Data entries for graphics:
━━━━━━━━━━━━━━━━
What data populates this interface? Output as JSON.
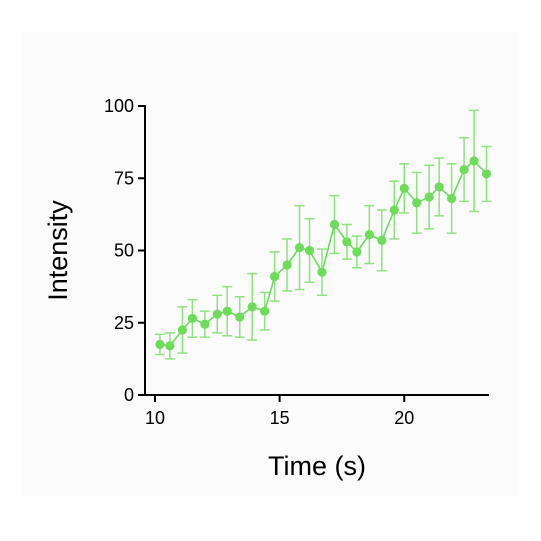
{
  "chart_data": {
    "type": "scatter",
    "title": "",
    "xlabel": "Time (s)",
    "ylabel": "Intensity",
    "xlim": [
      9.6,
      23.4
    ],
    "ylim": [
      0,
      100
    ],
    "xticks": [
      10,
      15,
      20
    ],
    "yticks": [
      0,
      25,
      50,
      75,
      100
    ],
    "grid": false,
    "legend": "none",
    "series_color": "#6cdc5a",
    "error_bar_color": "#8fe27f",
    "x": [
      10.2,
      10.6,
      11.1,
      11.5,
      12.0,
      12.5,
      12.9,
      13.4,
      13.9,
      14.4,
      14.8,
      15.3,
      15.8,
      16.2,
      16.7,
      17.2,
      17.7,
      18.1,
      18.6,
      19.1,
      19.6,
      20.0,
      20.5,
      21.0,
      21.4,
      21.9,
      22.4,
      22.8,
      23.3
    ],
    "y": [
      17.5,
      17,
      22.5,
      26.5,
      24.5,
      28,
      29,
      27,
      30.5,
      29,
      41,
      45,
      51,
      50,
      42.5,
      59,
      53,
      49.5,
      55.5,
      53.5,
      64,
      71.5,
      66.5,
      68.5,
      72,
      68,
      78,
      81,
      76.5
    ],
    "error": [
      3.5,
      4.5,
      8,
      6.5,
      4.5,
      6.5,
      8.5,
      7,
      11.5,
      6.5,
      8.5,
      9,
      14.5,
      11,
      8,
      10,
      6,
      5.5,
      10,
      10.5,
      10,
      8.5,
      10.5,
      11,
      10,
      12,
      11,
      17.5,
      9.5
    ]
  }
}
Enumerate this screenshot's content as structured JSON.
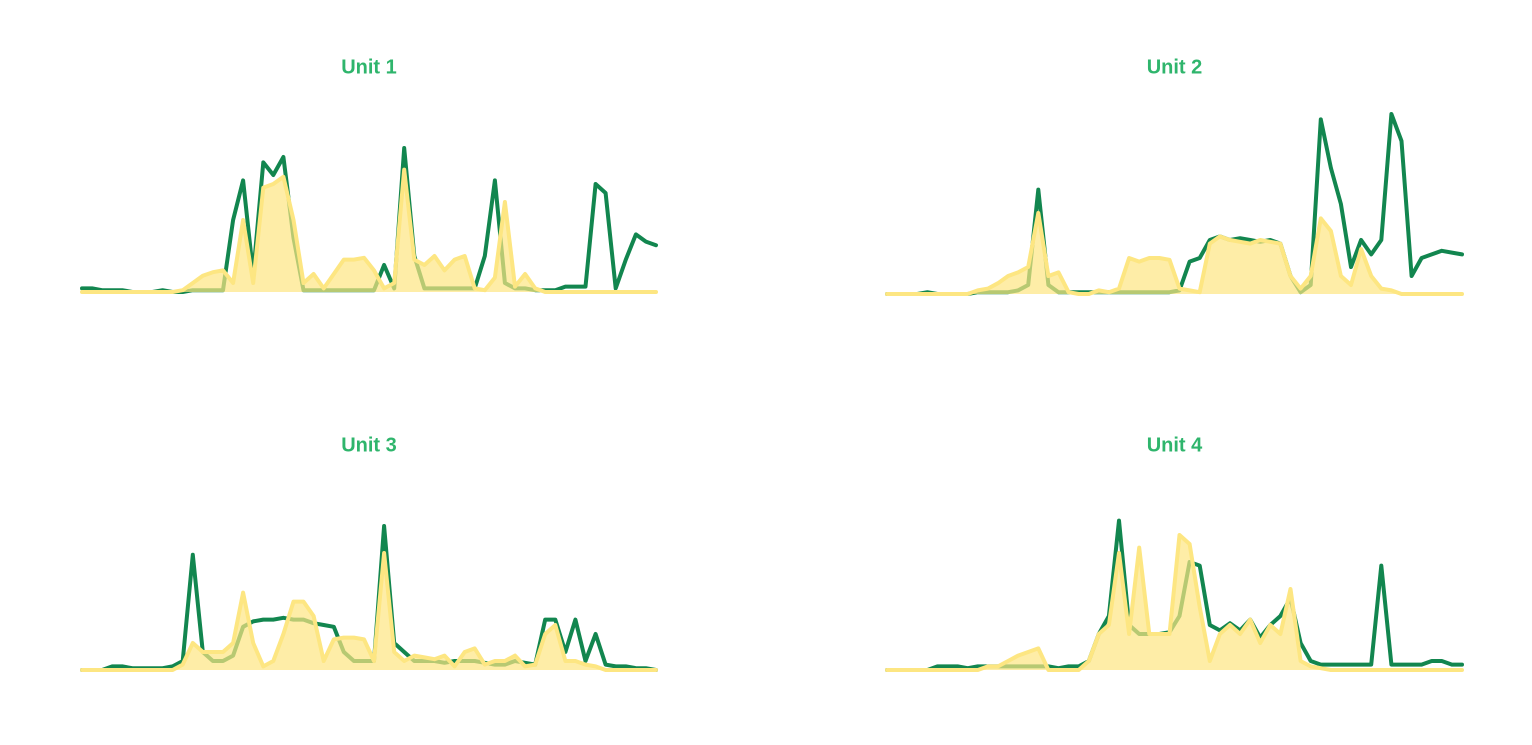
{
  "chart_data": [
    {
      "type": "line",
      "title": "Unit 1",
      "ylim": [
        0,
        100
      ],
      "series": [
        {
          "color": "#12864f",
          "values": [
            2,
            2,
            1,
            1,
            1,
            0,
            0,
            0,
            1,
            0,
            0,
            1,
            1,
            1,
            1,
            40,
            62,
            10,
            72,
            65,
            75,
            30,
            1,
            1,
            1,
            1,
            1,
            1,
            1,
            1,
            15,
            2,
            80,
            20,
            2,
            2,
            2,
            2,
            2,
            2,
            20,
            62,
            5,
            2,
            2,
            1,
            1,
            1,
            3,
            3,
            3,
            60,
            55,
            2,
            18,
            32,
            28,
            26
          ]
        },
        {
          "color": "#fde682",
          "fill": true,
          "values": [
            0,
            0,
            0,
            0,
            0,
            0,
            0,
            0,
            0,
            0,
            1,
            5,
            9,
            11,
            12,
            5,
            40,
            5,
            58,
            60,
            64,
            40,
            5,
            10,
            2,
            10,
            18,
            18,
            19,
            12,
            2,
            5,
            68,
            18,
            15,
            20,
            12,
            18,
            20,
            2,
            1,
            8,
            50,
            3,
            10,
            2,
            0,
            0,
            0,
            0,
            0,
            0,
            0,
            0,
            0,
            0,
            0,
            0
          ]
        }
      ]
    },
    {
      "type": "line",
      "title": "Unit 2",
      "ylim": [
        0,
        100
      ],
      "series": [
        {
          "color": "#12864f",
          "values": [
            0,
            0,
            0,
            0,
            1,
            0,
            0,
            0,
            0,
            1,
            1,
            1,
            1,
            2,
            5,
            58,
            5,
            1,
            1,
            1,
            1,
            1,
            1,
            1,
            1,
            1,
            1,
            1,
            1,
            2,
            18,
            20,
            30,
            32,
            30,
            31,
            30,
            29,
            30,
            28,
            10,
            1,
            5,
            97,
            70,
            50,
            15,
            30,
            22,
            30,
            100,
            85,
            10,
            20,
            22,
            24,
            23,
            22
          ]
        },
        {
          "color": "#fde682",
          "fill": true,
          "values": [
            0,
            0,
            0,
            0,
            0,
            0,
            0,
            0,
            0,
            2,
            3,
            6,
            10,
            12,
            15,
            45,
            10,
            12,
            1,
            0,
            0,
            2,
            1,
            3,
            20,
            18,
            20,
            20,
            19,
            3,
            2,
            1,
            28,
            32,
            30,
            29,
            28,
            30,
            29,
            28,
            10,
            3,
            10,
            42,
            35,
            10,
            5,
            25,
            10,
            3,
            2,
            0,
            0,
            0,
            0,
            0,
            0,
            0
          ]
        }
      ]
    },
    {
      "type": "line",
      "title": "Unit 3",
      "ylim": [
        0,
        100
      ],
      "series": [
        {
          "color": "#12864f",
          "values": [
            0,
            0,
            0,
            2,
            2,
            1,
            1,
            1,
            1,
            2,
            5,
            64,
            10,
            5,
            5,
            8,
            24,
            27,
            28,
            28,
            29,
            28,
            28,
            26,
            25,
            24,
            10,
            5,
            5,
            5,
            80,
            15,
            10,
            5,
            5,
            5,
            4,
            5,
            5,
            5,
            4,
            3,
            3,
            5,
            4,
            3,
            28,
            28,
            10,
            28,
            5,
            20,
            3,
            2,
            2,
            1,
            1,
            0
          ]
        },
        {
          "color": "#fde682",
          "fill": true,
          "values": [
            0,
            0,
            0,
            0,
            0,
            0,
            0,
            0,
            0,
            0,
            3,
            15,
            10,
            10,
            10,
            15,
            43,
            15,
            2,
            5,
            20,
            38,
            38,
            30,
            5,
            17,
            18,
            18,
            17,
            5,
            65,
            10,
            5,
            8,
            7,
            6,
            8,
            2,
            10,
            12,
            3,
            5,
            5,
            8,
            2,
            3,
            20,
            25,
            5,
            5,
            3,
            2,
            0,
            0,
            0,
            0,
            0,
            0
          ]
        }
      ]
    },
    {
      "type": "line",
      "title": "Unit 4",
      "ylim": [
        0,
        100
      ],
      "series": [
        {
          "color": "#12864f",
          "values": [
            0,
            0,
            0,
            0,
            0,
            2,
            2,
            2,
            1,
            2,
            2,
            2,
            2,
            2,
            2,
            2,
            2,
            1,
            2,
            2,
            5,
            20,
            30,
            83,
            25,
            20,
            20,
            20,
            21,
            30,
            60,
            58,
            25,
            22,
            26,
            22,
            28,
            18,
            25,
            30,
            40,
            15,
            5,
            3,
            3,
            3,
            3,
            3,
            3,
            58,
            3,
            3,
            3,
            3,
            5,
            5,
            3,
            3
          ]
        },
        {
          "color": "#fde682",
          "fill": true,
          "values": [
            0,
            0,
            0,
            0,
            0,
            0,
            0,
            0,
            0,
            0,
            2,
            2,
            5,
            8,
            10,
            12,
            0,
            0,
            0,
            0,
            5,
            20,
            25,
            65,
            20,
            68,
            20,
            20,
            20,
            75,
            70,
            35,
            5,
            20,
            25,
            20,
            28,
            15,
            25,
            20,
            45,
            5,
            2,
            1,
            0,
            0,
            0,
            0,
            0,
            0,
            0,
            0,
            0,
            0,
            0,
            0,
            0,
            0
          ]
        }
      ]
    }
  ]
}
━━━━━━━━━━━━━━━━
Problem: Pictures in the records above should not be copied. Repeat everything else exactly.

In response:
What data populates this interface? Output as JSON.
{
  "chart_data": {
    "type": "scatter",
    "title": "",
    "xlabel": "Time (s)",
    "ylabel": "Intensity",
    "xlim": [
      9.6,
      23.4
    ],
    "ylim": [
      0,
      100
    ],
    "xticks": [
      10,
      15,
      20
    ],
    "yticks": [
      0,
      25,
      50,
      75,
      100
    ],
    "grid": false,
    "legend": "none",
    "series_color": "#6cdc5a",
    "error_bar_color": "#8fe27f",
    "x": [
      10.2,
      10.6,
      11.1,
      11.5,
      12.0,
      12.5,
      12.9,
      13.4,
      13.9,
      14.4,
      14.8,
      15.3,
      15.8,
      16.2,
      16.7,
      17.2,
      17.7,
      18.1,
      18.6,
      19.1,
      19.6,
      20.0,
      20.5,
      21.0,
      21.4,
      21.9,
      22.4,
      22.8,
      23.3
    ],
    "y": [
      17.5,
      17,
      22.5,
      26.5,
      24.5,
      28,
      29,
      27,
      30.5,
      29,
      41,
      45,
      51,
      50,
      42.5,
      59,
      53,
      49.5,
      55.5,
      53.5,
      64,
      71.5,
      66.5,
      68.5,
      72,
      68,
      78,
      81,
      76.5
    ],
    "error": [
      3.5,
      4.5,
      8,
      6.5,
      4.5,
      6.5,
      8.5,
      7,
      11.5,
      6.5,
      8.5,
      9,
      14.5,
      11,
      8,
      10,
      6,
      5.5,
      10,
      10.5,
      10,
      8.5,
      10.5,
      11,
      10,
      12,
      11,
      17.5,
      9.5
    ]
  }
}
Enumerate this screenshot's content as structured JSON.
{
  "chart_data": [
    {
      "type": "line",
      "title": "Unit 1",
      "ylim": [
        0,
        100
      ],
      "series": [
        {
          "color": "#12864f",
          "values": [
            2,
            2,
            1,
            1,
            1,
            0,
            0,
            0,
            1,
            0,
            0,
            1,
            1,
            1,
            1,
            40,
            62,
            10,
            72,
            65,
            75,
            30,
            1,
            1,
            1,
            1,
            1,
            1,
            1,
            1,
            15,
            2,
            80,
            20,
            2,
            2,
            2,
            2,
            2,
            2,
            20,
            62,
            5,
            2,
            2,
            1,
            1,
            1,
            3,
            3,
            3,
            60,
            55,
            2,
            18,
            32,
            28,
            26
          ]
        },
        {
          "color": "#fde682",
          "fill": true,
          "values": [
            0,
            0,
            0,
            0,
            0,
            0,
            0,
            0,
            0,
            0,
            1,
            5,
            9,
            11,
            12,
            5,
            40,
            5,
            58,
            60,
            64,
            40,
            5,
            10,
            2,
            10,
            18,
            18,
            19,
            12,
            2,
            5,
            68,
            18,
            15,
            20,
            12,
            18,
            20,
            2,
            1,
            8,
            50,
            3,
            10,
            2,
            0,
            0,
            0,
            0,
            0,
            0,
            0,
            0,
            0,
            0,
            0,
            0
          ]
        }
      ]
    },
    {
      "type": "line",
      "title": "Unit 2",
      "ylim": [
        0,
        100
      ],
      "series": [
        {
          "color": "#12864f",
          "values": [
            0,
            0,
            0,
            0,
            1,
            0,
            0,
            0,
            0,
            1,
            1,
            1,
            1,
            2,
            5,
            58,
            5,
            1,
            1,
            1,
            1,
            1,
            1,
            1,
            1,
            1,
            1,
            1,
            1,
            2,
            18,
            20,
            30,
            32,
            30,
            31,
            30,
            29,
            30,
            28,
            10,
            1,
            5,
            97,
            70,
            50,
            15,
            30,
            22,
            30,
            100,
            85,
            10,
            20,
            22,
            24,
            23,
            22
          ]
        },
        {
          "color": "#fde682",
          "fill": true,
          "values": [
            0,
            0,
            0,
            0,
            0,
            0,
            0,
            0,
            0,
            2,
            3,
            6,
            10,
            12,
            15,
            45,
            10,
            12,
            1,
            0,
            0,
            2,
            1,
            3,
            20,
            18,
            20,
            20,
            19,
            3,
            2,
            1,
            28,
            32,
            30,
            29,
            28,
            30,
            29,
            28,
            10,
            3,
            10,
            42,
            35,
            10,
            5,
            25,
            10,
            3,
            2,
            0,
            0,
            0,
            0,
            0,
            0,
            0
          ]
        }
      ]
    },
    {
      "type": "line",
      "title": "Unit 3",
      "ylim": [
        0,
        100
      ],
      "series": [
        {
          "color": "#12864f",
          "values": [
            0,
            0,
            0,
            2,
            2,
            1,
            1,
            1,
            1,
            2,
            5,
            64,
            10,
            5,
            5,
            8,
            24,
            27,
            28,
            28,
            29,
            28,
            28,
            26,
            25,
            24,
            10,
            5,
            5,
            5,
            80,
            15,
            10,
            5,
            5,
            5,
            4,
            5,
            5,
            5,
            4,
            3,
            3,
            5,
            4,
            3,
            28,
            28,
            10,
            28,
            5,
            20,
            3,
            2,
            2,
            1,
            1,
            0
          ]
        },
        {
          "color": "#fde682",
          "fill": true,
          "values": [
            0,
            0,
            0,
            0,
            0,
            0,
            0,
            0,
            0,
            0,
            3,
            15,
            10,
            10,
            10,
            15,
            43,
            15,
            2,
            5,
            20,
            38,
            38,
            30,
            5,
            17,
            18,
            18,
            17,
            5,
            65,
            10,
            5,
            8,
            7,
            6,
            8,
            2,
            10,
            12,
            3,
            5,
            5,
            8,
            2,
            3,
            20,
            25,
            5,
            5,
            3,
            2,
            0,
            0,
            0,
            0,
            0,
            0
          ]
        }
      ]
    },
    {
      "type": "line",
      "title": "Unit 4",
      "ylim": [
        0,
        100
      ],
      "series": [
        {
          "color": "#12864f",
          "values": [
            0,
            0,
            0,
            0,
            0,
            2,
            2,
            2,
            1,
            2,
            2,
            2,
            2,
            2,
            2,
            2,
            2,
            1,
            2,
            2,
            5,
            20,
            30,
            83,
            25,
            20,
            20,
            20,
            21,
            30,
            60,
            58,
            25,
            22,
            26,
            22,
            28,
            18,
            25,
            30,
            40,
            15,
            5,
            3,
            3,
            3,
            3,
            3,
            3,
            58,
            3,
            3,
            3,
            3,
            5,
            5,
            3,
            3
          ]
        },
        {
          "color": "#fde682",
          "fill": true,
          "values": [
            0,
            0,
            0,
            0,
            0,
            0,
            0,
            0,
            0,
            0,
            2,
            2,
            5,
            8,
            10,
            12,
            0,
            0,
            0,
            0,
            5,
            20,
            25,
            65,
            20,
            68,
            20,
            20,
            20,
            75,
            70,
            35,
            5,
            20,
            25,
            20,
            28,
            15,
            25,
            20,
            45,
            5,
            2,
            1,
            0,
            0,
            0,
            0,
            0,
            0,
            0,
            0,
            0,
            0,
            0,
            0,
            0,
            0
          ]
        }
      ]
    }
  ]
}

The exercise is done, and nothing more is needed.